▸ **Text passage**
--- begin ---

Manufacturer description

August 27, 2009: Two powerful, feature-packed DSLR cameras from Sony make it easier than ever to capture beautiful pictures, carefree family portraits, stunning holiday memories and action-packed scenes.

The DSLR-A500 (12.3 megapixels) and DSLR-A550 (14.2 megapixels) are packed with advanced Sony technology that combine the spontaneity and freedom of Live View shooting with generous possibilities to realise your creative vision.

At the heart of both cameras is a new Exmor™ CMOS sensor that ensures crisp low-noise images, packed with fine detail and vibrant colours. Sharing powerful on-chip noise reduction techniques with the full-frame DSLR-A900, this advanced sensor works with processing algorithms handled by the high-speed BIONZ™ engine to deliver premium images plus razor-sharp shooting responses. Dramatically reduced picture noise now allows super-sensitive shooting at up to ISO12800, allowing attractive results when shooting handheld in challenging situations like candlelit interiors.

Thanks to the powerful BIONZ image processing engine, Quick AF Live View now supports even speedier shooting responses with rapid, precise autofocus. This makes it easier than ever to capture beautifully relaxed portraits, dynamic action shots and more.

Powered by the BIONZ image processing engine, fast-moving action can now be captured effortlessly with faster continuous shooting speeds. Sustained shooting speeds of up to 4 fps can be achieved in Live View Mode, rising to 5 fps with the optical viewfinder. New Speed Priority mode on the DSLR-A550 raises the bar further still, shooting at an incredible 7 fps (with AF and AE setting maintained from the first frame ). It’s a powerful creative tool for capturing the nuances of a portrait subject’s changing expression or dynamic action sequences.

In a DSLR debut, Quick AF Live View now features Face Detection, prioritising AF on people’s faces and fine-tuning exposure/white balance settings for crisp, beautiful portraits with natural skin tones. Another DSLR first by Sony that’s already featured on many Cyber-shot™ models, Smile Shutter detects faces in Live View mode, automatically firing the shutter at just the right moment to capture happy, relaxed smiles.

A special new Manual Focus Check Live View mode assists with fine-tuning your composition. Low-noise images can be previewed directly from the CMOS sensor, allowing critical assessment of focus and fine detail, even in low light. The live image offers 100% field coverage, assisted by framing grid lines for precise composition. There’s also a selectable 7x/14x zoom function for a close-up confirmation of focus.

The A500 offers a crisp, high-contrast 3-inch Clear Photo LCD Plus screen with the same tilt range for clear, comfortable composition and reviewing shots.

--- end ---

▸ **Listing**
--- begin ---

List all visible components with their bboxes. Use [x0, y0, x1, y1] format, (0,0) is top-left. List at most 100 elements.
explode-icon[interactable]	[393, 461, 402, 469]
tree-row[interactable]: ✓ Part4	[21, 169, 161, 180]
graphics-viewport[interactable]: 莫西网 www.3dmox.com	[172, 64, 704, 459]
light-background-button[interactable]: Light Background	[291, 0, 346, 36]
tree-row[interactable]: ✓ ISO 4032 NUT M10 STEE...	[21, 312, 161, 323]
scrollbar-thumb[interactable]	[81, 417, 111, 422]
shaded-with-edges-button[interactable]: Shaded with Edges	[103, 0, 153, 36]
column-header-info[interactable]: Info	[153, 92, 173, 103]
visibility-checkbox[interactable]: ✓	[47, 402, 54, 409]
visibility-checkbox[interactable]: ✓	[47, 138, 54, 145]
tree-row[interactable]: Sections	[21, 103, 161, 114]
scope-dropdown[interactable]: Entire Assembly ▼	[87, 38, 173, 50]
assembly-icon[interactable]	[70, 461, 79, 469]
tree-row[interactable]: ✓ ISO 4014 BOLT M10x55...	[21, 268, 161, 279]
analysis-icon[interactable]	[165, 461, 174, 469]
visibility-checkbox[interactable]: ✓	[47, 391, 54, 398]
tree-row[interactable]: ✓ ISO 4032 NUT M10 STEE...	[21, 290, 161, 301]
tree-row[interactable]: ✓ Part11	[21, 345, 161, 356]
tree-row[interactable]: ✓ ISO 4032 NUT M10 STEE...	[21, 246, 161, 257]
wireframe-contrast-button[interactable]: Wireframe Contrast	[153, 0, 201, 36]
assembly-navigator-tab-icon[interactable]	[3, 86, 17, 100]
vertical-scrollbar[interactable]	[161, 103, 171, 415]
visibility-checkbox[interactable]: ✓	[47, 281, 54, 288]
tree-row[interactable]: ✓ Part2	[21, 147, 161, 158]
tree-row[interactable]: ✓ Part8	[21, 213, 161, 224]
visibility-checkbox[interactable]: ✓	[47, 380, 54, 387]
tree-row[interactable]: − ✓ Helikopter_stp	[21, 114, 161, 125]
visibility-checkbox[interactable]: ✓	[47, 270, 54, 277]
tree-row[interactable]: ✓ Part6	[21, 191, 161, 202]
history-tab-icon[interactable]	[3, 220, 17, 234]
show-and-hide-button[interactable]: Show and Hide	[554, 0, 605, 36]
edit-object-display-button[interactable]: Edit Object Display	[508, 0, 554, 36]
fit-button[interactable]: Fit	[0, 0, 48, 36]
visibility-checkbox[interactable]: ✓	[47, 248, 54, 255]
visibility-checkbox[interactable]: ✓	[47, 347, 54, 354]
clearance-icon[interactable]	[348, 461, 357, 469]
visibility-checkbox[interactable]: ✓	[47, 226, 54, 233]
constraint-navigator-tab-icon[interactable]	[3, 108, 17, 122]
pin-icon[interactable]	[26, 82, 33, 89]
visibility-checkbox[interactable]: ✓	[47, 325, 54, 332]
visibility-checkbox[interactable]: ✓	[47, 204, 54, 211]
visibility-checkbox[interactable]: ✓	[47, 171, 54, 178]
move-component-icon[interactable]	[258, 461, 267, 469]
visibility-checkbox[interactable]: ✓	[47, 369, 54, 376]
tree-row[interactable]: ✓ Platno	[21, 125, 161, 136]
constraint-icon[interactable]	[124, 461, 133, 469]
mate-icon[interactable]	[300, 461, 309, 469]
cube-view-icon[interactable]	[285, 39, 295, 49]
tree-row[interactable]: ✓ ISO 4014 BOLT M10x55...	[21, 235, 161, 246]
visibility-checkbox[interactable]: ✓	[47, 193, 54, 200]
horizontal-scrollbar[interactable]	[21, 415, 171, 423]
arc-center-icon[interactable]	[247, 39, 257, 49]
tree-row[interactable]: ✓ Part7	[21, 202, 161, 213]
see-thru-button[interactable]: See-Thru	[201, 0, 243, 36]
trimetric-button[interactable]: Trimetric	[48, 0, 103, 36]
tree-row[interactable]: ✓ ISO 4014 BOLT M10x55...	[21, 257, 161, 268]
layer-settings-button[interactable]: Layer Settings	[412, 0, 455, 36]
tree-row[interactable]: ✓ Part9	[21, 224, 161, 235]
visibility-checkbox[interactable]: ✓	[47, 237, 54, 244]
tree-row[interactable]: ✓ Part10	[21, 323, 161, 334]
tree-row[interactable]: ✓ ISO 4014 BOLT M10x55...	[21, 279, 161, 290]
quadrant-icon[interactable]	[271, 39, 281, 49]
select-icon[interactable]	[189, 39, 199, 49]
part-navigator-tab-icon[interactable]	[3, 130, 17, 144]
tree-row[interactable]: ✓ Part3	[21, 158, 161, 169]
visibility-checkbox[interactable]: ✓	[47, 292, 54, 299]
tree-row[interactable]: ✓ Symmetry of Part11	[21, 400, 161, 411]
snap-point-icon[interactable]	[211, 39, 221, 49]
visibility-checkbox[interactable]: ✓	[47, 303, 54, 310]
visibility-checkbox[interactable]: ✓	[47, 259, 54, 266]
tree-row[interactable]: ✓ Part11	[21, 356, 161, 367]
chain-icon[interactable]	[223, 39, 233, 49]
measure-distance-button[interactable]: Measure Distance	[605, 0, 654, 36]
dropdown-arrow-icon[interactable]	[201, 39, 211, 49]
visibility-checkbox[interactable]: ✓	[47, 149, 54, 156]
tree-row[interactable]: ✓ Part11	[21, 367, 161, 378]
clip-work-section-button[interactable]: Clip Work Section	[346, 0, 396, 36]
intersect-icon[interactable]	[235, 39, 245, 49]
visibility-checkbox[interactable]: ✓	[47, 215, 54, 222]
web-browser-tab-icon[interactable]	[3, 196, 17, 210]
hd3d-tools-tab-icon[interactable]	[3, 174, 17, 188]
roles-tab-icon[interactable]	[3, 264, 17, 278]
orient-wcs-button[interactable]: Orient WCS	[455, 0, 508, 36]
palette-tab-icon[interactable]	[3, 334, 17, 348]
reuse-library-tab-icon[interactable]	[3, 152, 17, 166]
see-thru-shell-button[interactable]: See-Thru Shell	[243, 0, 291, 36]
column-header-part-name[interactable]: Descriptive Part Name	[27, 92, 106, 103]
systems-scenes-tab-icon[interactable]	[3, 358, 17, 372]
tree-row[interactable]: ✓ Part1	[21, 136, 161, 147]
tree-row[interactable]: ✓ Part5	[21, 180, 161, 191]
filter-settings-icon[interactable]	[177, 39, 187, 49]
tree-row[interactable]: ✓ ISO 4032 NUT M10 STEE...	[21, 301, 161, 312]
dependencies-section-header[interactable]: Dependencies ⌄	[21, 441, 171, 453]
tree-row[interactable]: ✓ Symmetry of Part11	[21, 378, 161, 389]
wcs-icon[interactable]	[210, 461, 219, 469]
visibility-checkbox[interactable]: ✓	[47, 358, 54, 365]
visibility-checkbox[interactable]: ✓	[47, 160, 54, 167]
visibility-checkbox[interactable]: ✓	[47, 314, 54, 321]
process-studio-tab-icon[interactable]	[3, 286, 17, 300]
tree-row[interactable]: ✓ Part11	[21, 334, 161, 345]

--- end ---

▸ **Direction 1**
In the Sony camera description, reproduce word for word everything from "The DSLR-A500 (12.3" down to "like candlelit interiors.".
▸ **Direction 2**
According to the Sony camera description, up to what ISO setting do the cameras allow super-sensitive shooting?
▸ **Direction 3**
Does each statement below agree with the Sony camera description? Answer yes or no, and quote the words that decide it.
(a) The DSLR-A550 has 14.2 megapixels.
(b) Speed Priority mode is a feature of the DSLR-A500.
(c) Manual Focus Check Live View mode offers a 10x zoom for confirming focus.

▸ **Problem solution 1**
The DSLR-A500 (12.3 megapixels) and DSLR-A550 (14.2 megapixels) are packed with advanced Sony technology that combine the spontaneity and freedom of Live View shooting with generous possibilities to realise your creative vision.

At the heart of both cameras is a new Exmor™ CMOS sensor that ensures crisp low-noise images, packed with fine detail and vibrant colours. Sharing powerful on-chip noise reduction techniques with the full-frame DSLR-A900, this advanced sensor works with processing algorithms handled by the high-speed BIONZ™ engine to deliver premium images plus razor-sharp shooting responses. Dramatically reduced picture noise now allows super-sensitive shooting at up to ISO12800, allowing attractive results when shooting handheld in challenging situations like candlelit interiors.

▸ **Problem solution 2**
Up to ISO12800.

▸ **Problem solution 3**
(a) Yes: "DSLR-A550 (14.2 megapixels)"
(b) No: "New Speed Priority mode on the DSLR-A550 raises the bar further still"
(c) No: "a selectable 7x/14x zoom function for a close-up confirmation of focus"